-- Start of Records shown --

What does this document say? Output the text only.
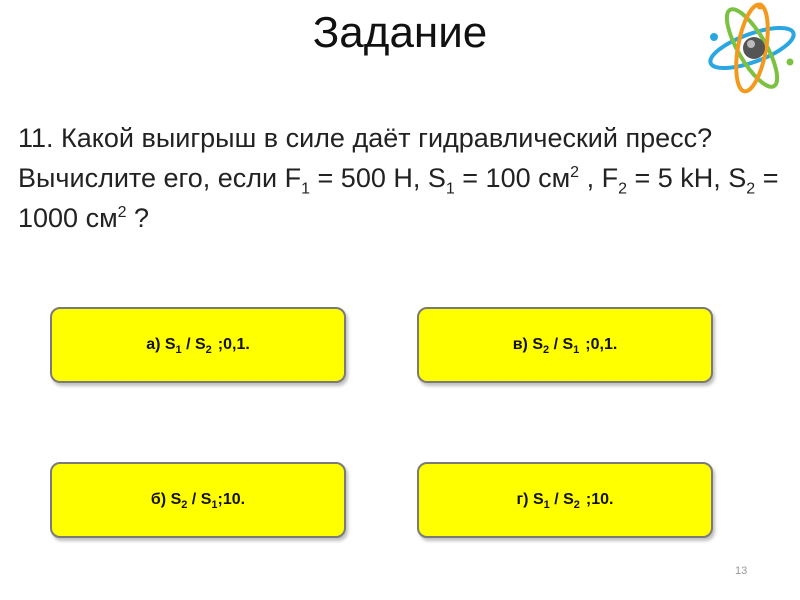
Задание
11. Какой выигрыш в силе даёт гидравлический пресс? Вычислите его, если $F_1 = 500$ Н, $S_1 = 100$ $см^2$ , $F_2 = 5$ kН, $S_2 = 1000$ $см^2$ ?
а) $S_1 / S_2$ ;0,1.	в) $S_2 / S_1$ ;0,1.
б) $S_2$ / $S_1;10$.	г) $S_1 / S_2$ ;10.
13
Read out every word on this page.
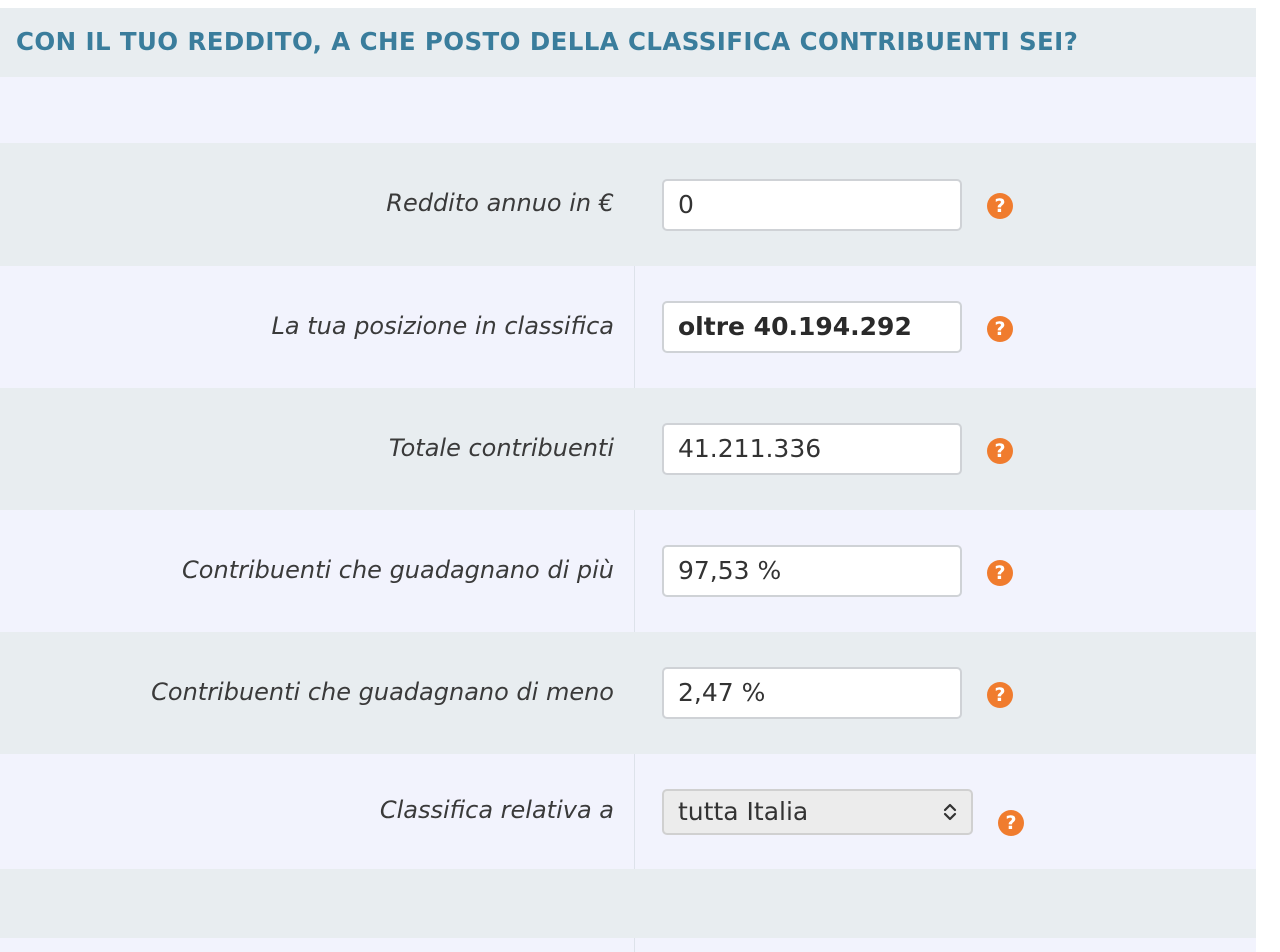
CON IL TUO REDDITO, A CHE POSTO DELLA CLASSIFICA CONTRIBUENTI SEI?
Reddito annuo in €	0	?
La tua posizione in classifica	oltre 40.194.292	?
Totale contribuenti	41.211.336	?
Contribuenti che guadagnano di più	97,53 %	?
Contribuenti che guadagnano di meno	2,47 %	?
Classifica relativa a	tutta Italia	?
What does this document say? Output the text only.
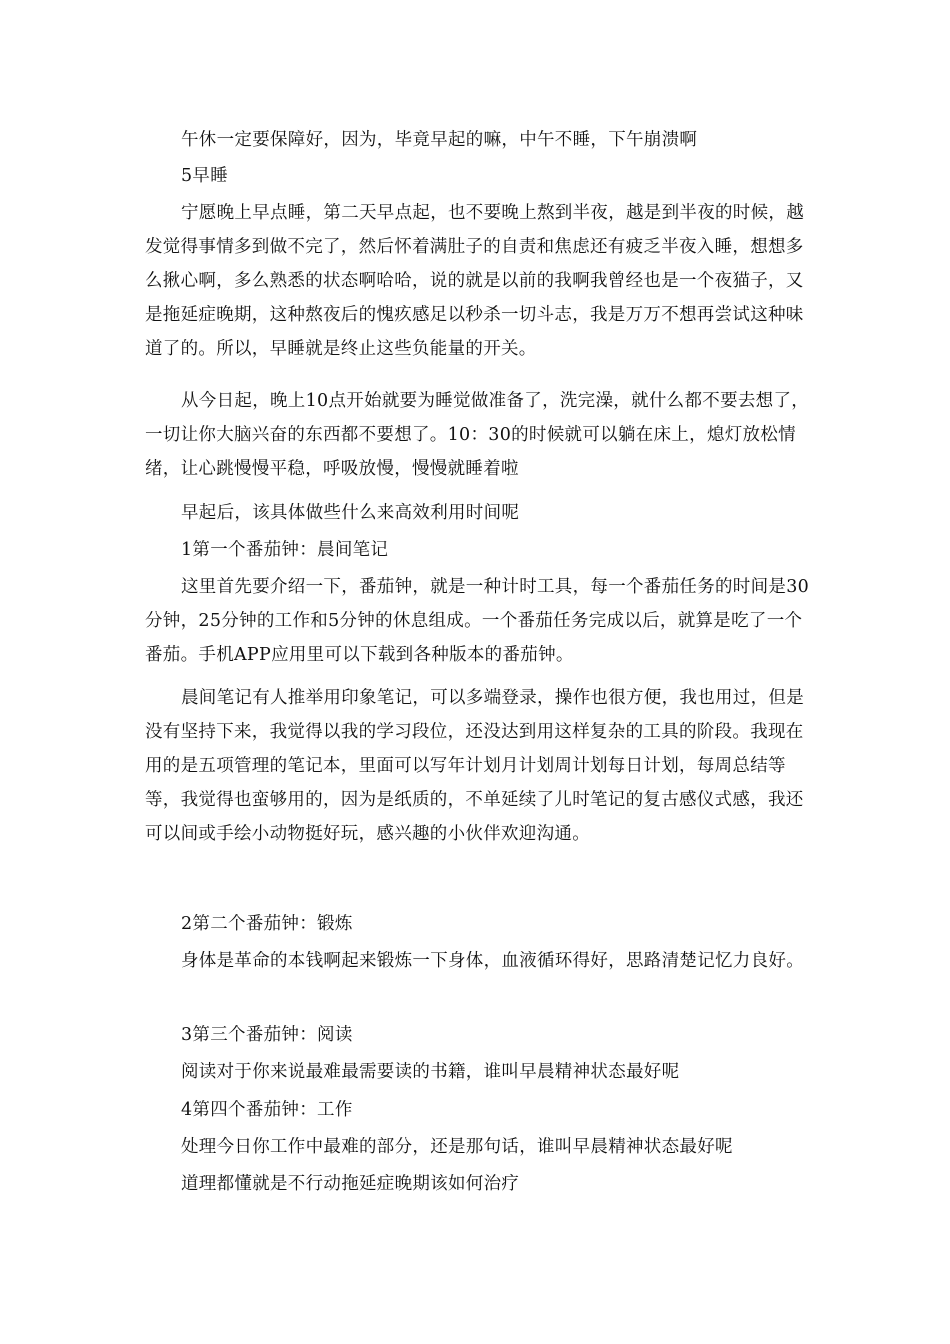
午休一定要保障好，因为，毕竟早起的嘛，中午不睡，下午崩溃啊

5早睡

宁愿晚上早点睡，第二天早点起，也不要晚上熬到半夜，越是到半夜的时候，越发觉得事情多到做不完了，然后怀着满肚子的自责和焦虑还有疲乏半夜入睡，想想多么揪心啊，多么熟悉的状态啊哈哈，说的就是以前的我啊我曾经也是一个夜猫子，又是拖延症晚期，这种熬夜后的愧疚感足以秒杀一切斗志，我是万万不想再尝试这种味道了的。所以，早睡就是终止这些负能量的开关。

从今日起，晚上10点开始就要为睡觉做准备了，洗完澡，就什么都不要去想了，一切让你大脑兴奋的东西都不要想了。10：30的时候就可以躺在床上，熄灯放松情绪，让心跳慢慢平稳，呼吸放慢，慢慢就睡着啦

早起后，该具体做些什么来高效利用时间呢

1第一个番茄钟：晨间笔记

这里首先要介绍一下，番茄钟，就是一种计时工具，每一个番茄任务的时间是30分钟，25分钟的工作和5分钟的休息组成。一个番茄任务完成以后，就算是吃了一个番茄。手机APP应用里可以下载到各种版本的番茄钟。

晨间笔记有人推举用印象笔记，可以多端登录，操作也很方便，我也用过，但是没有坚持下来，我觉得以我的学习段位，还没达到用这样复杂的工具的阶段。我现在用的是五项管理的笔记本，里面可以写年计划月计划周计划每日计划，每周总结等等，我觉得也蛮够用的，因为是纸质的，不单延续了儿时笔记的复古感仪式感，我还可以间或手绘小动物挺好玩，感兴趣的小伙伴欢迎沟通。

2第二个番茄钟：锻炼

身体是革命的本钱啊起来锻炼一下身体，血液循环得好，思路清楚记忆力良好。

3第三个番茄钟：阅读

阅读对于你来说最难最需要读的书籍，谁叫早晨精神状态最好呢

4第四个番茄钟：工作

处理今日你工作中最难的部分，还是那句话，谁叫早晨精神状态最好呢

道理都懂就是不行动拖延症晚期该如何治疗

-- End of Records shown --

_Directive_
Leave out the pictures and give the rest of the records again exactly.

_Solution_
What does this document say? Output the text only.
Задание
11. Какой выигрыш в силе даёт гидравлический пресс? Вычислите его, если $F_1 = 500$ Н, $S_1 = 100$ $см^2$ , $F_2 = 5$ kН, $S_2 = 1000$ $см^2$ ?
а) $S_1 / S_2$ ;0,1.	в) $S_2 / S_1$ ;0,1.
б) $S_2$ / $S_1;10$.	г) $S_1 / S_2$ ;10.
13
Read out every word on this page.
CON IL TUO REDDITO, A CHE POSTO DELLA CLASSIFICA CONTRIBUENTI SEI?
Reddito annuo in €	0	?
La tua posizione in classifica	oltre 40.194.292	?
Totale contribuenti	41.211.336	?
Contribuenti che guadagnano di più	97,53 %	?
Contribuenti che guadagnano di meno	2,47 %	?
Classifica relativa a	tutta Italia	?
What does this document say? Output the text only.
午休一定要保障好，因为，毕竟早起的嘛，中午不睡，下午崩溃啊

5早睡

宁愿晚上早点睡，第二天早点起，也不要晚上熬到半夜，越是到半夜的时候，越发觉得事情多到做不完了，然后怀着满肚子的自责和焦虑还有疲乏半夜入睡，想想多么揪心啊，多么熟悉的状态啊哈哈，说的就是以前的我啊我曾经也是一个夜猫子，又是拖延症晚期，这种熬夜后的愧疚感足以秒杀一切斗志，我是万万不想再尝试这种味道了的。所以，早睡就是终止这些负能量的开关。

从今日起，晚上10点开始就要为睡觉做准备了，洗完澡，就什么都不要去想了，一切让你大脑兴奋的东西都不要想了。10：30的时候就可以躺在床上，熄灯放松情绪，让心跳慢慢平稳，呼吸放慢，慢慢就睡着啦

早起后，该具体做些什么来高效利用时间呢

1第一个番茄钟：晨间笔记

这里首先要介绍一下，番茄钟，就是一种计时工具，每一个番茄任务的时间是30分钟，25分钟的工作和5分钟的休息组成。一个番茄任务完成以后，就算是吃了一个番茄。手机APP应用里可以下载到各种版本的番茄钟。

晨间笔记有人推举用印象笔记，可以多端登录，操作也很方便，我也用过，但是没有坚持下来，我觉得以我的学习段位，还没达到用这样复杂的工具的阶段。我现在用的是五项管理的笔记本，里面可以写年计划月计划周计划每日计划，每周总结等等，我觉得也蛮够用的，因为是纸质的，不单延续了儿时笔记的复古感仪式感，我还可以间或手绘小动物挺好玩，感兴趣的小伙伴欢迎沟通。

2第二个番茄钟：锻炼

身体是革命的本钱啊起来锻炼一下身体，血液循环得好，思路清楚记忆力良好。

3第三个番茄钟：阅读

阅读对于你来说最难最需要读的书籍，谁叫早晨精神状态最好呢

4第四个番茄钟：工作

处理今日你工作中最难的部分，还是那句话，谁叫早晨精神状态最好呢

道理都懂就是不行动拖延症晚期该如何治疗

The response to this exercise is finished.